• [Task details]
Output all lines exactly, with nothing added or dropped.

* Start Given records *

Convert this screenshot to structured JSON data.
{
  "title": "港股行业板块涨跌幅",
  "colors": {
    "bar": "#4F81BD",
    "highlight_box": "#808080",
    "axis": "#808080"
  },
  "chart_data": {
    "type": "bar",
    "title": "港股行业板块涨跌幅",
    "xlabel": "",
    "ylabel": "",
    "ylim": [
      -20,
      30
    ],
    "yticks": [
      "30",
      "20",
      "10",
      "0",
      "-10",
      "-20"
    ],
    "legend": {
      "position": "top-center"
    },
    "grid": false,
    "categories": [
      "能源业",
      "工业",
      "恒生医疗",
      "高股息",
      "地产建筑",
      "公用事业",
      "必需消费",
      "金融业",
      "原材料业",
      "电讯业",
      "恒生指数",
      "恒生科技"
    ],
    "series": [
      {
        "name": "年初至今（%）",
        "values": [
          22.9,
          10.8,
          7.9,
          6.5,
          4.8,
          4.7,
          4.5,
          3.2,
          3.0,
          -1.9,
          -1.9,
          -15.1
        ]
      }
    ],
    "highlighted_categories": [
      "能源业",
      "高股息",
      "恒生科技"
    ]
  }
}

* End Given records *

• [Completed exercise]
Convert this screenshot to structured JSON data.
{
  "title": "港股行业板块涨跌幅",
  "colors": {
    "bar": "#4F81BD",
    "highlight_box": "#808080",
    "axis": "#808080"
  },
  "chart_data": {
    "type": "bar",
    "title": "港股行业板块涨跌幅",
    "xlabel": "",
    "ylabel": "",
    "ylim": [
      -20,
      30
    ],
    "yticks": [
      "30",
      "20",
      "10",
      "0",
      "-10",
      "-20"
    ],
    "legend": {
      "position": "top-center"
    },
    "grid": false,
    "categories": [
      "能源业",
      "工业",
      "恒生医疗",
      "高股息",
      "地产建筑",
      "公用事业",
      "必需消费",
      "金融业",
      "原材料业",
      "电讯业",
      "恒生指数",
      "恒生科技"
    ],
    "series": [
      {
        "name": "年初至今（%）",
        "values": [
          22.9,
          10.8,
          7.9,
          6.5,
          4.8,
          4.7,
          4.5,
          3.2,
          3.0,
          -1.9,
          -1.9,
          -15.1
        ]
      }
    ],
    "highlighted_categories": [
      "能源业",
      "高股息",
      "恒生科技"
    ]
  }
}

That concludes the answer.